● **Given exercise**
Take every line from the listing below that contains "下一排纵筋为".
************
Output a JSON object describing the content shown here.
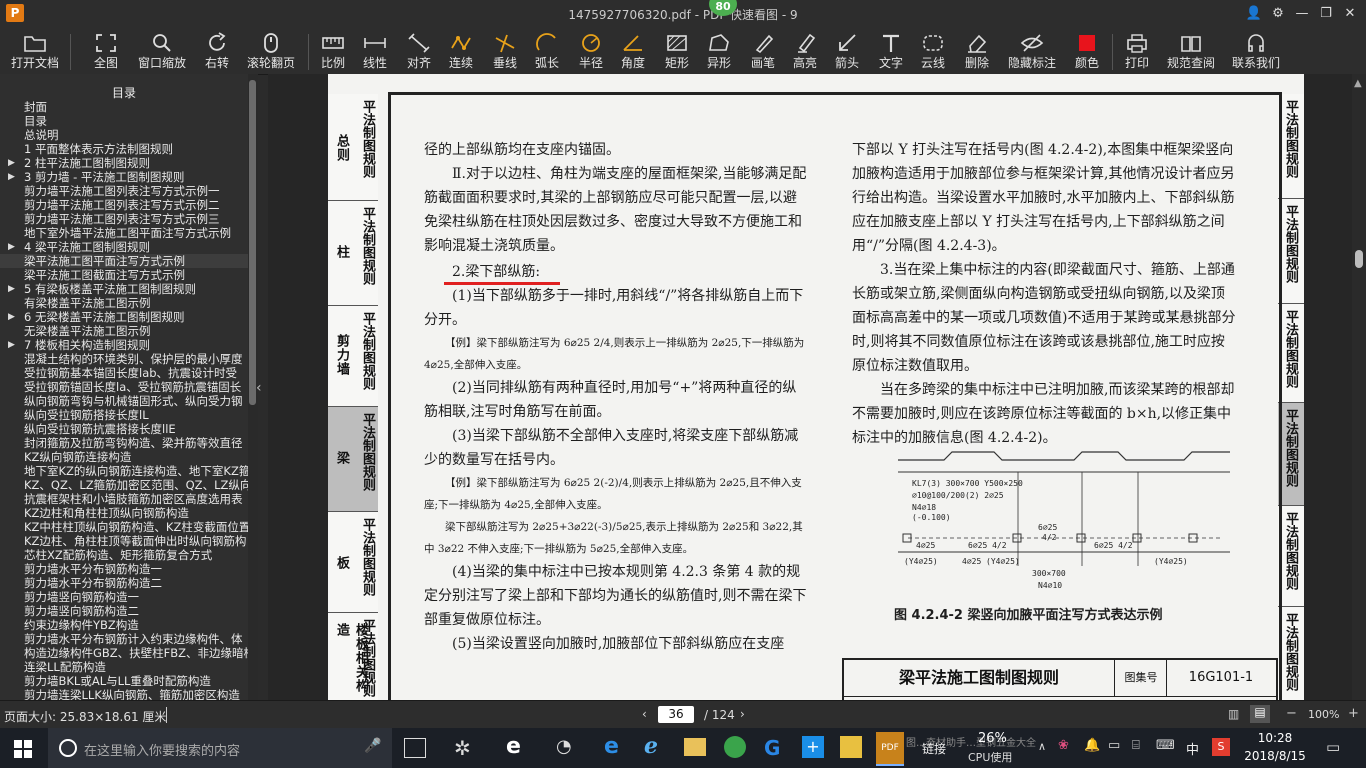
{
  "window": {
    "title": "1475927706320.pdf - PDF 快速看图 - 9",
    "badge": "80",
    "logo": "P"
  },
  "toolbar": [
    "打开文档",
    "全图",
    "窗口缩放",
    "右转",
    "滚轮翻页",
    "比例",
    "线性",
    "对齐",
    "连续",
    "垂线",
    "弧长",
    "半径",
    "角度",
    "矩形",
    "异形",
    "画笔",
    "高亮",
    "箭头",
    "文字",
    "云线",
    "删除",
    "隐藏标注",
    "颜色",
    "打印",
    "规范查阅",
    "联系我们"
  ],
  "sidebar": {
    "header": "目录",
    "items": [
      {
        "label": "封面",
        "arrow": ""
      },
      {
        "label": "目录",
        "arrow": ""
      },
      {
        "label": "总说明",
        "arrow": ""
      },
      {
        "label": "1 平面整体表示方法制图规则",
        "arrow": ""
      },
      {
        "label": "2 柱平法施工图制图规则",
        "arrow": "▶"
      },
      {
        "label": "3 剪力墙 - 平法施工图制图规则",
        "arrow": "▶"
      },
      {
        "label": "剪力墙平法施工图列表注写方式示例一",
        "arrow": ""
      },
      {
        "label": "剪力墙平法施工图列表注写方式示例二",
        "arrow": ""
      },
      {
        "label": "剪力墙平法施工图列表注写方式示例三",
        "arrow": ""
      },
      {
        "label": "地下室外墙平法施工图平面注写方式示例",
        "arrow": ""
      },
      {
        "label": "4 梁平法施工图制图规则",
        "arrow": "▶"
      },
      {
        "label": "梁平法施工图平面注写方式示例",
        "arrow": "",
        "sel": true
      },
      {
        "label": "梁平法施工图截面注写方式示例",
        "arrow": ""
      },
      {
        "label": "5 有梁板楼盖平法施工图制图规则",
        "arrow": "▶"
      },
      {
        "label": "有梁楼盖平法施工图示例",
        "arrow": ""
      },
      {
        "label": "6 无梁楼盖平法施工图制图规则",
        "arrow": "▶"
      },
      {
        "label": "无梁楼盖平法施工图示例",
        "arrow": ""
      },
      {
        "label": "7 楼板相关构造制图规则",
        "arrow": "▶"
      },
      {
        "label": "混凝土结构的环境类别、保护层的最小厚度",
        "arrow": ""
      },
      {
        "label": "受拉钢筋基本锚固长度lab、抗震设计时受",
        "arrow": ""
      },
      {
        "label": "受拉钢筋锚固长度la、受拉钢筋抗震锚固长",
        "arrow": ""
      },
      {
        "label": "纵向钢筋弯钩与机械锚固形式、纵向受力钢",
        "arrow": ""
      },
      {
        "label": "纵向受拉钢筋搭接长度lL",
        "arrow": ""
      },
      {
        "label": "纵向受拉钢筋抗震搭接长度llE",
        "arrow": ""
      },
      {
        "label": "封闭箍筋及拉筋弯钩构造、梁并筋等效直径",
        "arrow": ""
      },
      {
        "label": "KZ纵向钢筋连接构造",
        "arrow": ""
      },
      {
        "label": "地下室KZ的纵向钢筋连接构造、地下室KZ箍",
        "arrow": ""
      },
      {
        "label": "KZ、QZ、LZ箍筋加密区范围、QZ、LZ纵向钢",
        "arrow": ""
      },
      {
        "label": "抗震框架柱和小墙肢箍筋加密区高度选用表",
        "arrow": ""
      },
      {
        "label": "KZ边柱和角柱柱顶纵向钢筋构造",
        "arrow": ""
      },
      {
        "label": "KZ中柱柱顶纵向钢筋构造、KZ柱变截面位置",
        "arrow": ""
      },
      {
        "label": "KZ边柱、角柱柱顶等截面伸出时纵向钢筋构",
        "arrow": ""
      },
      {
        "label": "芯柱XZ配筋构造、矩形箍筋复合方式",
        "arrow": ""
      },
      {
        "label": "剪力墙水平分布钢筋构造一",
        "arrow": ""
      },
      {
        "label": "剪力墙水平分布钢筋构造二",
        "arrow": ""
      },
      {
        "label": "剪力墙竖向钢筋构造一",
        "arrow": ""
      },
      {
        "label": "剪力墙竖向钢筋构造二",
        "arrow": ""
      },
      {
        "label": "约束边缘构件YBZ构造",
        "arrow": ""
      },
      {
        "label": "剪力墙水平分布钢筋计入约束边缘构件、体",
        "arrow": ""
      },
      {
        "label": "构造边缘构件GBZ、扶壁柱FBZ、非边缘暗柱",
        "arrow": ""
      },
      {
        "label": "连梁LL配筋构造",
        "arrow": ""
      },
      {
        "label": "剪力墙BKL或AL与LL重叠时配筋构造",
        "arrow": ""
      },
      {
        "label": "剪力墙连梁LLK纵向钢筋、箍筋加密区构造",
        "arrow": ""
      }
    ]
  },
  "left_tabs": [
    {
      "big": "总则",
      "small": "平法制图规则"
    },
    {
      "big": "柱",
      "small": "平法制图规则"
    },
    {
      "big": "剪力墙",
      "small": "平法制图规则"
    },
    {
      "big": "梁",
      "small": "平法制图规则"
    },
    {
      "big": "板",
      "small": "平法制图规则"
    },
    {
      "big": "楼板相关构造",
      "small": "平法制图规则"
    }
  ],
  "right_tabs": [
    "平法制图规则",
    "平法制图规则",
    "平法制图规则",
    "平法制图规则",
    "平法制图规则",
    "平法制图规则"
  ],
  "document": {
    "left_column": [
      "径的上部纵筋均在支座内锚固。",
      "Ⅱ.对于以边柱、角柱为端支座的屋面框架梁,当能够满足配筋截面面积要求时,其梁的上部钢筋应尽可能只配置一层,以避免梁柱纵筋在柱顶处因层数过多、密度过大导致不方便施工和影响混凝土浇筑质量。",
      "2.梁下部纵筋:",
      "(1)当下部纵筋多于一排时,用斜线“/”将各排纵筋自上而下分开。",
      "【例】梁下部纵筋注写为 6⌀25 2/4,则表示上一排纵筋为 2⌀25,下一排纵筋为 4⌀25,全部伸入支座。",
      "(2)当同排纵筋有两种直径时,用加号“+”将两种直径的纵筋相联,注写时角筋写在前面。",
      "(3)当梁下部纵筋不全部伸入支座时,将梁支座下部纵筋减少的数量写在括号内。",
      "【例】梁下部纵筋注写为 6⌀25 2(-2)/4,则表示上排纵筋为 2⌀25,且不伸入支座;下一排纵筋为 4⌀25,全部伸入支座。",
      "梁下部纵筋注写为 2⌀25+3⌀22(-3)/5⌀25,表示上排纵筋为 2⌀25和 3⌀22,其中 3⌀22 不伸入支座;下一排纵筋为 5⌀25,全部伸入支座。",
      "(4)当梁的集中标注中已按本规则第 4.2.3 条第 4 款的规定分别注写了梁上部和下部均为通长的纵筋值时,则不需在梁下部重复做原位标注。",
      "(5)当梁设置竖向加腋时,加腋部位下部斜纵筋应在支座"
    ],
    "right_column": [
      "下部以 Y 打头注写在括号内(图 4.2.4-2),本图集中框架梁竖向加腋构造适用于加腋部位参与框架梁计算,其他情况设计者应另行给出构造。当梁设置水平加腋时,水平加腋内上、下部斜纵筋应在加腋支座上部以 Y 打头注写在括号内,上下部斜纵筋之间用“/”分隔(图 4.2.4-3)。",
      "3.当在梁上集中标注的内容(即梁截面尺寸、箍筋、上部通长筋或架立筋,梁侧面纵向构造钢筋或受扭纵向钢筋,以及梁顶面标高高差中的某一项或几项数值)不适用于某跨或某悬挑部分时,则将其不同数值原位标注在该跨或该悬挑部位,施工时应按原位标注数值取用。",
      "当在多跨梁的集中标注中已注明加腋,而该梁某跨的根部却不需要加腋时,则应在该跨原位标注等截面的 b×h,以修正集中标注中的加腋信息(图 4.2.4-2)。"
    ],
    "figure": {
      "caption": "图 4.2.4-2 梁竖向加腋平面注写方式表达示例",
      "labels": [
        "KL7(3) 300×700 Y500×250",
        "⌀10@100/200(2) 2⌀25",
        "N4⌀18",
        "(-0.100)",
        "6⌀25",
        "4/2",
        "4⌀25",
        "6⌀25 4/2",
        "(Y4⌀25)",
        "300×700",
        "N4⌀10"
      ]
    },
    "title_block": {
      "title": "梁平法施工图制图规则",
      "label": "图集号",
      "code": "16G101-1"
    }
  },
  "status": {
    "page_size": "页面大小: 25.83×18.61 厘米",
    "page": "36",
    "total": "/ 124",
    "zoom": "100%"
  },
  "taskbar": {
    "search_placeholder": "在这里输入你要搜索的内容",
    "cpu": "26%",
    "cpu_label": "CPU使用",
    "ticker": "图…奋材助手…型钢五金大全",
    "link": "链接",
    "ime": "中",
    "time": "10:28",
    "date": "2018/8/15"
  }
}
************
● **Finished task**
      "【例】梁下部纵筋注写为 6⌀25 2/4,则表示上一排纵筋为 2⌀25,下一排纵筋为 4⌀25,全部伸入支座。",
      "【例】梁下部纵筋注写为 6⌀25 2(-2)/4,则表示上排纵筋为 2⌀25,且不伸入支座;下一排纵筋为 4⌀25,全部伸入支座。",
      "梁下部纵筋注写为 2⌀25+3⌀22(-3)/5⌀25,表示上排纵筋为 2⌀25和 3⌀22,其中 3⌀22 不伸入支座;下一排纵筋为 5⌀25,全部伸入支座。",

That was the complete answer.